> [EXERCISE SET]
(a) Please rewrite the house-painting post from "I love these" to "a tin ceiling.", using "pressed-metal ceiling" in place of "tin ceiling".
(b) Write the next part of the house-painting post, picking up after its final sentence.

> [EXTRACT]
/---
Painting-Historically?

Before Sara and I officially moved in, we long ago decided that we had a list of things that had to be done before we moved in. Was it practical? Yes. Was it going to make life easier? Yes. Did it work in practice? Somewhat.

Our list was fairly simple, such as fixing some of the electric and plaster work. We also wanted to paint the rooms before we officially moved in. That way we did not need to move furniture and could tape the woodwork easier. But, painting so many rooms by ourselves was overwhelming.

Originally when the house was built there would have been wallpaper on the plaster walls and it would have gone up to the picture rail which unfortunately is no longer there. According to previous owners there was 5 layers of wallpaper on the walls before they removed it down to bare plaster. I would love to wallpaper a few of the rooms with historical patterns but Sara is against this. Mainly because wallpaper is so difficult to take down.

I love these Wallpapers…they even wallpapered the ceiling. Our ceiling is wallpapered in a white Victorian pattern that is made to look like a tin ceiling.

This example was from our trip to Old World Wisconsin. I highly recommend going if you have never been there. The Wallpaper is split into the three parts: Frieze at the top, field or fill in the center , Dado or wainscoting at the bottom. The Crow’s nest may have had these elements but also just the field and frieze.

I love how all the different patterns work together yet are distinct. I’d probably never put these together and think ‘this works’. Alas this design seems far to decadent for my Folk Victorian in a small town.

So I began to look at historical colors that were popular at the time when the house was built. Victorians were not afraid of Color. I think we have this stigma that everything was either drab like the slums of Victorian England or white like we see in old black and white photographs but, THIS IS NOT THE TRUTH. If I see another bleached white, minimalist Victorian home I will scream. So for me I will look at paint and patterns and stencils from the era to create my own Victorian inspired look. Sara is apprehensive on stenciling. But if it looks bad I can paint over it. Here are some colors that I find appealing and are somewhat historically accurate.

As you can see I like warm tones….
\---
> [AVAILABLE DATA]
/---
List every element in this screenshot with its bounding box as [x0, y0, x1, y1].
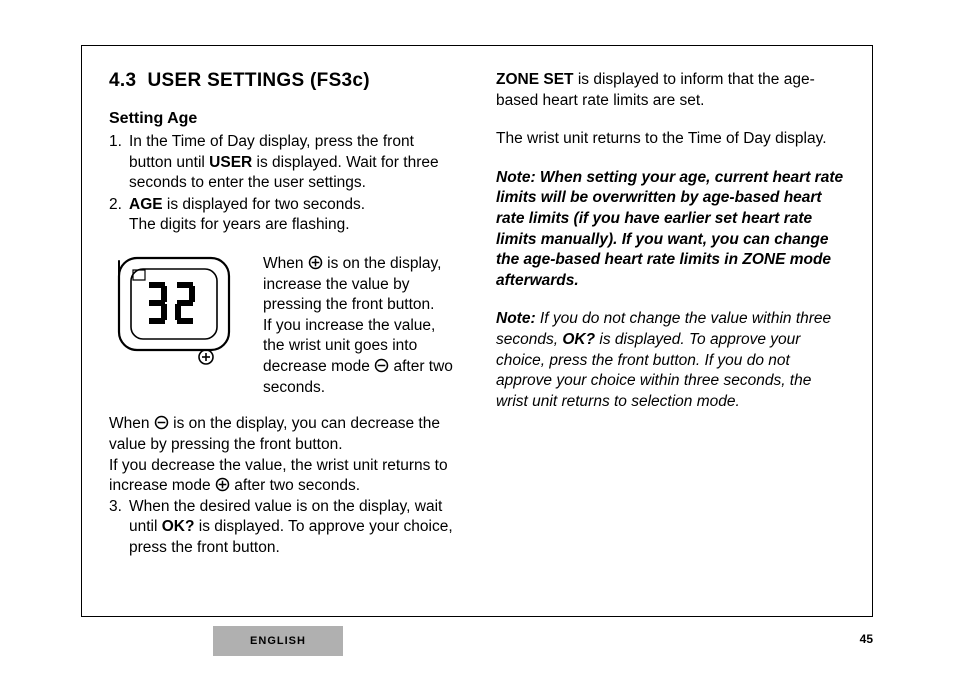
\---
> [EXPECTED RESULTS]
(a)
I love these Wallpapers…they even wallpapered the ceiling. Our ceiling is wallpapered in a white Victorian pattern that is made to look like a pressed-metal ceiling.

(b)
Luckily when it came time to paint friends and family came to our aid and we managed to paint many of the rooms at once. Thank goodness for my legions of sister in laws and brother in laws.

The dinning room was first on my list. There was just a little to much brown in the room. Brown wood floors, brown wood trim, brown walls, white and tan drapes, brown wood furniture, even the brass door hardware has aged to brownish hue. I wanted some color. Luckily I looked at the house for inspiration. The living room has a stunning Victorian gothic stained glass window in eggplant, yellow gold, pink, and green. In the library there is going to be an antique green sofa. In the stained glass ceiling fan there is accents of green glass. I wanted the rooms to tie visually in ways that most people will not perceive so that it all flows cohesively. So the dinning room is going to be my favorite color, green.

But what shade of green? Nothing dark. But not so light that it is mint or almost perceived as grey green. So I pulled out the Victorian color palettes and found a green that we liked. Then we had to match that green to a modern day paint. In the end we went with a magnolia home paint sour apple. It gives the space a nice leafy color.

The library color was an accident. I had to replaster a lot of this room because of messing with the electrical. I actually liked the dusty rose color in here but after numerous tries to match it with color scanners we had to repaint. I kept scratching my head. We have a green sofa and a pink chair. What goes with that? In the end I asked my interior design coworker what to do. She suggested a lighter blue. Sure enough I found a color blue that was definitely used when the house was built and it looked beautiful.

Love the new color. You are also seeing a sneek peak at the new light.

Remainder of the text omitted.